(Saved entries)
|---|
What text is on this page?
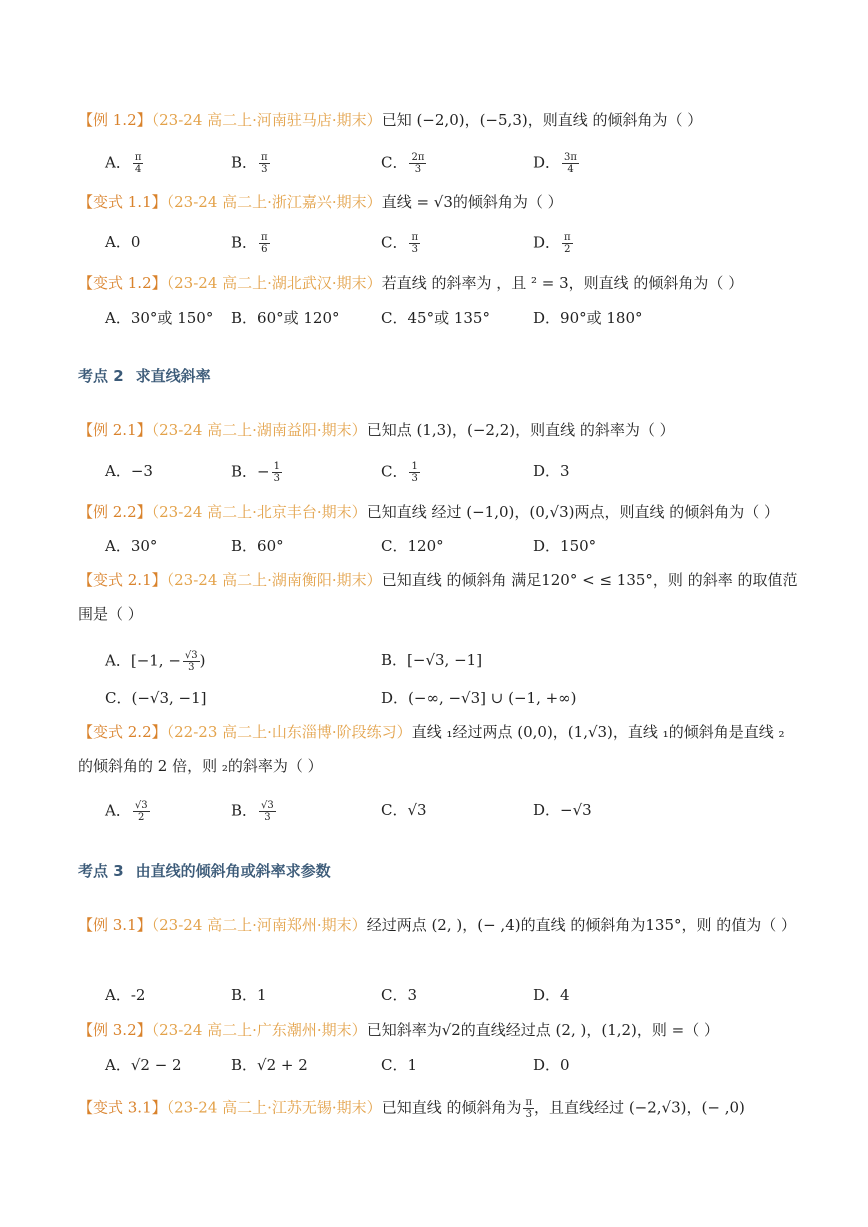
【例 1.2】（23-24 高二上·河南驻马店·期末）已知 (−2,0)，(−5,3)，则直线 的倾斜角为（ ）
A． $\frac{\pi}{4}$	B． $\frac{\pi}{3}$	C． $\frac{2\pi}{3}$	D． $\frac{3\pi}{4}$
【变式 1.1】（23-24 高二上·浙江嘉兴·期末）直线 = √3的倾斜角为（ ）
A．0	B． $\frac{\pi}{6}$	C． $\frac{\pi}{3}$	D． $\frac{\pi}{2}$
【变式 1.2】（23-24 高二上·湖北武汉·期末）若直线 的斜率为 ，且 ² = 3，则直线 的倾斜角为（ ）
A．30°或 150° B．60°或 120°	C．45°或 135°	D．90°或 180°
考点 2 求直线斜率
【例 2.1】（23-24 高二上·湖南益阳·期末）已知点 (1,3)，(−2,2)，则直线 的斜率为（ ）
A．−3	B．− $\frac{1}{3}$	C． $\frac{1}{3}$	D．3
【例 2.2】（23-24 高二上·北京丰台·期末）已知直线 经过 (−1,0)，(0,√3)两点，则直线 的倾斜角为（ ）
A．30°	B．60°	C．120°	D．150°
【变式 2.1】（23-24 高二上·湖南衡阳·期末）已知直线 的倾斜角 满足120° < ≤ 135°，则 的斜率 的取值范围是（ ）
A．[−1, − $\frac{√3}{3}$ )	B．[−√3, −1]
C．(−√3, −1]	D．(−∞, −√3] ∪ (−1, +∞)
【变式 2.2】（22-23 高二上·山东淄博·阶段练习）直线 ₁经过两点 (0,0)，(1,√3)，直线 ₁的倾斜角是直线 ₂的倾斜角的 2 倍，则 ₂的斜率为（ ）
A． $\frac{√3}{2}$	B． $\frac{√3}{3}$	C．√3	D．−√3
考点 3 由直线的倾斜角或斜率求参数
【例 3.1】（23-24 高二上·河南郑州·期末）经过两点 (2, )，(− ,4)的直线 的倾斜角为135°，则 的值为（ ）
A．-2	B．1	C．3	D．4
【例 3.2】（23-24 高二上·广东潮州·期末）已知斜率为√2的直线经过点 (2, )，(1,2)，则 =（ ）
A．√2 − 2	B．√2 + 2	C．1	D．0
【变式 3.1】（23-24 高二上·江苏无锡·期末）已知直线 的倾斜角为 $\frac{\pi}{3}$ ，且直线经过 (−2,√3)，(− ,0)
|---|
WHAT TO WORK ON.
From the data above, write out everything exactly except the pictures.

RESPONSE.
What text is on this page?
【例 1.2】（23-24 高二上·河南驻马店·期末）已知 (−2,0)，(−5,3)，则直线 的倾斜角为（ ）
A． $\frac{\pi}{4}$	B． $\frac{\pi}{3}$	C． $\frac{2\pi}{3}$	D． $\frac{3\pi}{4}$
【变式 1.1】（23-24 高二上·浙江嘉兴·期末）直线 = √3的倾斜角为（ ）
A．0	B． $\frac{\pi}{6}$	C． $\frac{\pi}{3}$	D． $\frac{\pi}{2}$
【变式 1.2】（23-24 高二上·湖北武汉·期末）若直线 的斜率为 ，且 ² = 3，则直线 的倾斜角为（ ）
A．30°或 150° B．60°或 120°	C．45°或 135°	D．90°或 180°
考点 2 求直线斜率
【例 2.1】（23-24 高二上·湖南益阳·期末）已知点 (1,3)，(−2,2)，则直线 的斜率为（ ）
A．−3	B．− $\frac{1}{3}$	C． $\frac{1}{3}$	D．3
【例 2.2】（23-24 高二上·北京丰台·期末）已知直线 经过 (−1,0)，(0,√3)两点，则直线 的倾斜角为（ ）
A．30°	B．60°	C．120°	D．150°
【变式 2.1】（23-24 高二上·湖南衡阳·期末）已知直线 的倾斜角 满足120° < ≤ 135°，则 的斜率 的取值范围是（ ）
A．[−1, − $\frac{√3}{3}$ )	B．[−√3, −1]
C．(−√3, −1]	D．(−∞, −√3] ∪ (−1, +∞)
【变式 2.2】（22-23 高二上·山东淄博·阶段练习）直线 ₁经过两点 (0,0)，(1,√3)，直线 ₁的倾斜角是直线 ₂的倾斜角的 2 倍，则 ₂的斜率为（ ）
A． $\frac{√3}{2}$	B． $\frac{√3}{3}$	C．√3	D．−√3
考点 3 由直线的倾斜角或斜率求参数
【例 3.1】（23-24 高二上·河南郑州·期末）经过两点 (2, )，(− ,4)的直线 的倾斜角为135°，则 的值为（ ）
A．-2	B．1	C．3	D．4
【例 3.2】（23-24 高二上·广东潮州·期末）已知斜率为√2的直线经过点 (2, )，(1,2)，则 =（ ）
A．√2 − 2	B．√2 + 2	C．1	D．0
【变式 3.1】（23-24 高二上·江苏无锡·期末）已知直线 的倾斜角为 $\frac{\pi}{3}$ ，且直线经过 (−2,√3)，(− ,0)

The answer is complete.